* [EXERCISE TASK]:
Scan the listing below. Report each line that includes "text".
________________________
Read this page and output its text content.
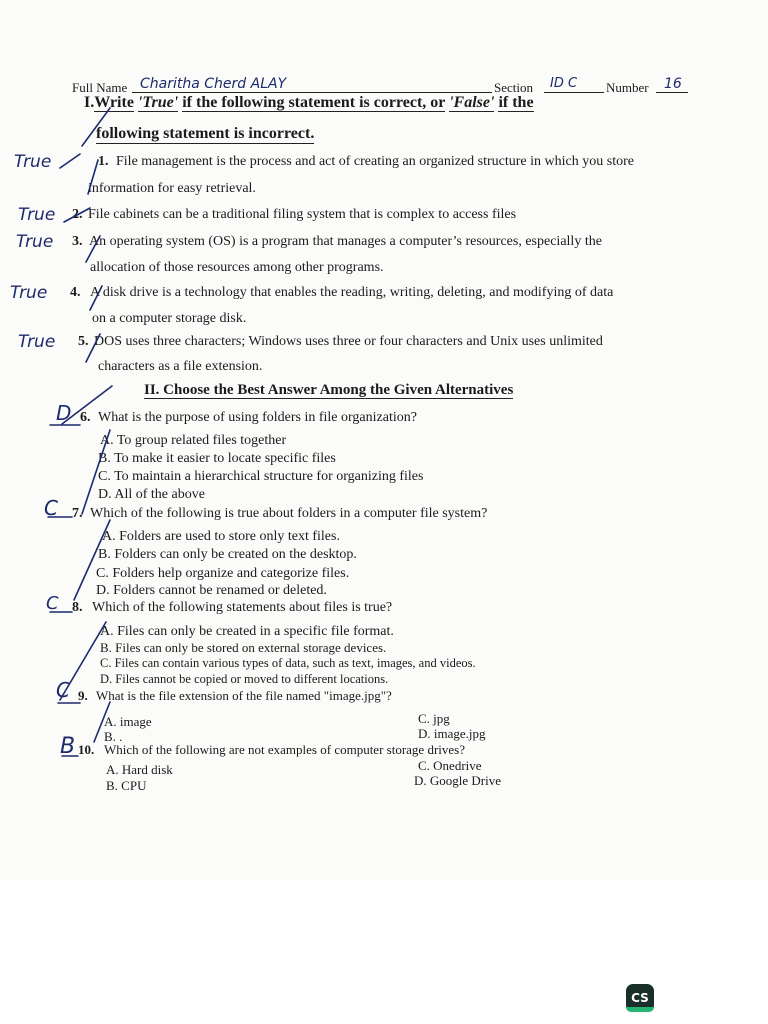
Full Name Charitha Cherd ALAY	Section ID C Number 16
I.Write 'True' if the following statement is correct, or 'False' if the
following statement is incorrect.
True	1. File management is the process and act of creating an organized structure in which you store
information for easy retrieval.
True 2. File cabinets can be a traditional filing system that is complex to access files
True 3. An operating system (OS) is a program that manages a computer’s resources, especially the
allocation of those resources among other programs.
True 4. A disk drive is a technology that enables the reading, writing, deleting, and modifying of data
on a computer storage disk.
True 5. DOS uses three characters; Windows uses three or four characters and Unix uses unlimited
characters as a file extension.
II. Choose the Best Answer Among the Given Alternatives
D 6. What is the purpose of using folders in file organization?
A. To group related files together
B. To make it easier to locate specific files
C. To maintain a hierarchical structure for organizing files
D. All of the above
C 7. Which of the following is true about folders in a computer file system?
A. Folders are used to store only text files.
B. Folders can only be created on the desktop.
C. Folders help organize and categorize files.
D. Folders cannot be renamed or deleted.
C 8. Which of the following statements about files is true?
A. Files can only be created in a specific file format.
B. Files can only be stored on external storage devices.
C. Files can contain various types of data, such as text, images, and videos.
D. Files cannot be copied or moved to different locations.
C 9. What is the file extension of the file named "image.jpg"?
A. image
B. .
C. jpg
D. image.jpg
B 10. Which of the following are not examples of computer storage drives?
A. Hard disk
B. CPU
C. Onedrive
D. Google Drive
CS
________________________
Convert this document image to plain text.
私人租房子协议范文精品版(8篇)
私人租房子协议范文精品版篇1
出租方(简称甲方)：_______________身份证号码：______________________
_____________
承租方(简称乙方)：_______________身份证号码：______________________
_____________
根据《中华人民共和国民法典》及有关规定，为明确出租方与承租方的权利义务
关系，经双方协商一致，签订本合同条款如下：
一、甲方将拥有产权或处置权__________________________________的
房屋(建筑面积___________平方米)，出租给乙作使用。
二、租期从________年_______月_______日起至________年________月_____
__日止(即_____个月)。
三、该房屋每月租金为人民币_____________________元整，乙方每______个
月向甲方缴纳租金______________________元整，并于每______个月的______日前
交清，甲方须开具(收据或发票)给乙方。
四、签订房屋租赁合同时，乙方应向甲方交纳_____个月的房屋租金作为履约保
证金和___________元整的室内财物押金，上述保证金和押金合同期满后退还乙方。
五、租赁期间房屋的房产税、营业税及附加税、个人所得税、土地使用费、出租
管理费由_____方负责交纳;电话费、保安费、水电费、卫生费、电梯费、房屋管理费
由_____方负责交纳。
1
________________________
* [OUTPUT]:
Read this page and output its text content.
A. Folders are used to store only text files.
C. Files can contain various types of data, such as text, images, and videos.
Convert this document image to plain text.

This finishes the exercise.